• _WRITTEN REQUEST_:
From the text on testing a joke or comic before publishing it, extract the part that opens with the words containing "Interesting idea, but" and closes with "protect your feelings.". Copy it verbatim.

• _SELECTED EXCERPT_:
■ ■ ■ ■
Interesting idea, but @gnekomikero is right, there could be some bias depending on what people get to see it. If the joke is safe for children, you can ask a younger brother, nephew or any kid at your disposal, they won't trash it out of malice nor lie to protect your feelings.

I suppose like any "study" you need to repeat your test a few times to see if you get similar results. I've posted the same comic twice to radically different results depending on the time of day, but at least I can see there is potential there. However If every time I posted soemthing there and it bombs then I know it's a bad strip and no amount of proper timing will help it.

Just show it to someone in real life and look at their reaction to it. If they snicker or laugh at the right time, then you got it. If they laugh at something you didn't expect, ask what it is, and take it to heart.
■ ■ ■ ■
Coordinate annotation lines
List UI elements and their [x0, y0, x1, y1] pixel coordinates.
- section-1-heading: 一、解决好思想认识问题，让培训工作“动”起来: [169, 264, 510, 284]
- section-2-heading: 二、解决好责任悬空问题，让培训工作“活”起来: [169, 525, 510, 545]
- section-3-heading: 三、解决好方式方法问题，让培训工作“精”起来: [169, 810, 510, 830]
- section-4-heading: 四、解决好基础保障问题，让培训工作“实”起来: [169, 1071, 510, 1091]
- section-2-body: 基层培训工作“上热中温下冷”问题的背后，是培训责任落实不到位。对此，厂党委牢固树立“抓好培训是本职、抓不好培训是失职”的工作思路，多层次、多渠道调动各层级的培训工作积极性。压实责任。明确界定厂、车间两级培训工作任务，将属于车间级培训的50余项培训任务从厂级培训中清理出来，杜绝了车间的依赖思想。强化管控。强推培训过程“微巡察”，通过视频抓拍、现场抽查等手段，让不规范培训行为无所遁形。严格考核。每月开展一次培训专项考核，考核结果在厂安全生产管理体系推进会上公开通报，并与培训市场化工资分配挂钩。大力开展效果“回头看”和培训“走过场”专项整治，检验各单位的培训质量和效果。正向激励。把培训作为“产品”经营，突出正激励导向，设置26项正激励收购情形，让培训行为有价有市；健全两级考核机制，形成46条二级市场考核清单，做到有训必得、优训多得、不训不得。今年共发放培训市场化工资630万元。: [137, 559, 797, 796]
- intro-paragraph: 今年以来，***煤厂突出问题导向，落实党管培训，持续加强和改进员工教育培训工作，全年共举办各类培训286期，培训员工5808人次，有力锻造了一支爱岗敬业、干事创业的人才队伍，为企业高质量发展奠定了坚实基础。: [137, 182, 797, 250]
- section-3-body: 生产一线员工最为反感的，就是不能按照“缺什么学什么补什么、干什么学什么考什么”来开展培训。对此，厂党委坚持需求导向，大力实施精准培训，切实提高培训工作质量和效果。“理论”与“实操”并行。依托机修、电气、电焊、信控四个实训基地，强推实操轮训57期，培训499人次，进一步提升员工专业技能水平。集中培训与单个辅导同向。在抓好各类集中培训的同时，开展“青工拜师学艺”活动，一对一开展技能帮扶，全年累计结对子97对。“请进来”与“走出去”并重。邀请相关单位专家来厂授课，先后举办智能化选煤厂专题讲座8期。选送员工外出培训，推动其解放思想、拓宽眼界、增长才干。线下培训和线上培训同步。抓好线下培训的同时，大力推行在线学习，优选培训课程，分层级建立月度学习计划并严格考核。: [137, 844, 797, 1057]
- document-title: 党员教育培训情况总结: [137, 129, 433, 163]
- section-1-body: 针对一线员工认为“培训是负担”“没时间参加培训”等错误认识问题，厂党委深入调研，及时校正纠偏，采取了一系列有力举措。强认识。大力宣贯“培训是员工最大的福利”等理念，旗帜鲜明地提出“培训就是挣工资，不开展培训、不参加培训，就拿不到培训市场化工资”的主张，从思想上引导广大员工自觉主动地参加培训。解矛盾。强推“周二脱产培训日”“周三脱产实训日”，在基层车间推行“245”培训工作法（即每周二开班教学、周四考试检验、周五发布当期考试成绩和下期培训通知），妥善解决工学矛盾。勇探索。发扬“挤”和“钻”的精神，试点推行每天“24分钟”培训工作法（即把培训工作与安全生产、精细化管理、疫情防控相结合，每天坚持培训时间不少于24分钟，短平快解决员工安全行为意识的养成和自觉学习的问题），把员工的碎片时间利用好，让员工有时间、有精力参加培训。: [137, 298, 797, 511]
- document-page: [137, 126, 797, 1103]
■ ■ ■ ■
• _SOLUTION TO THE PROBLEM_:
Interesting idea, but @gnekomikero is right, there could be some bias depending on what people get to see it. If the joke is safe for children, you can ask a younger brother, nephew or any kid at your disposal, they won't trash it out of malice nor lie to protect your feelings.